The entries below should be quoted exactly, with no pictures carried over.
---------------
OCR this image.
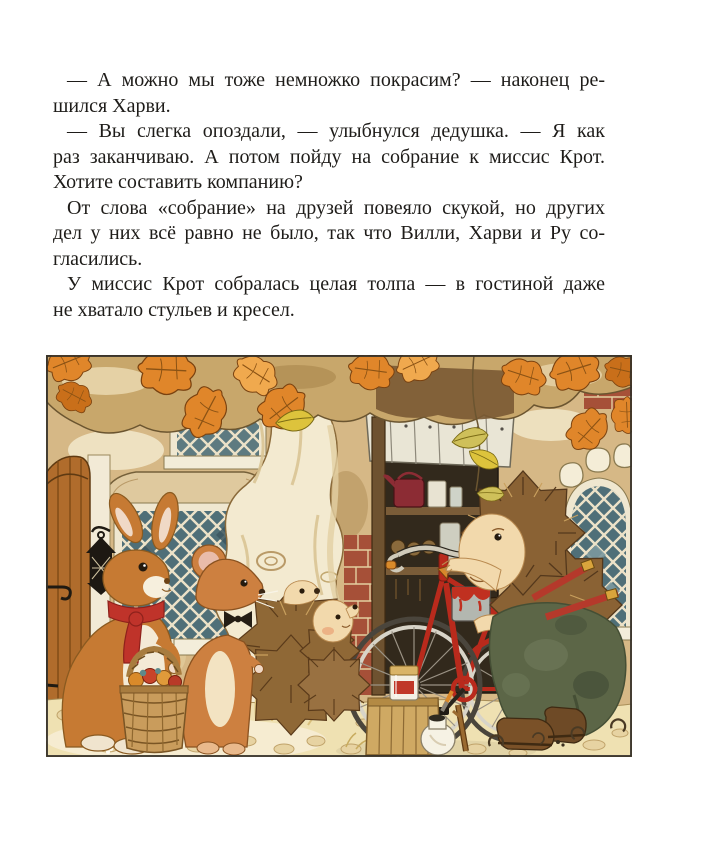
— А можно мы тоже немножко покрасим? — наконец ре-
шился Харви.

— Вы слегка опоздали, — улыбнулся дедушка. — Я как
раз заканчиваю. А потом пойду на собрание к миссис Крот.
Хотите составить компанию?

От слова «собрание» на друзей повеяло скукой, но других
дел у них всё равно не было, так что Вилли, Харви и Ру со-
гласились.

У миссис Крот собралась целая толпа — в гостиной даже
не хватало стульев и кресел.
---------------
▸ **Full response**:
OCR this image.
— А можно мы тоже немножко покрасим? — наконец ре-
шился Харви.

— Вы слегка опоздали, — улыбнулся дедушка. — Я как
раз заканчиваю. А потом пойду на собрание к миссис Крот.
Хотите составить компанию?

От слова «собрание» на друзей повеяло скукой, но других
дел у них всё равно не было, так что Вилли, Харви и Ру со-
гласились.

У миссис Крот собралась целая толпа — в гостиной даже
не хватало стульев и кресел.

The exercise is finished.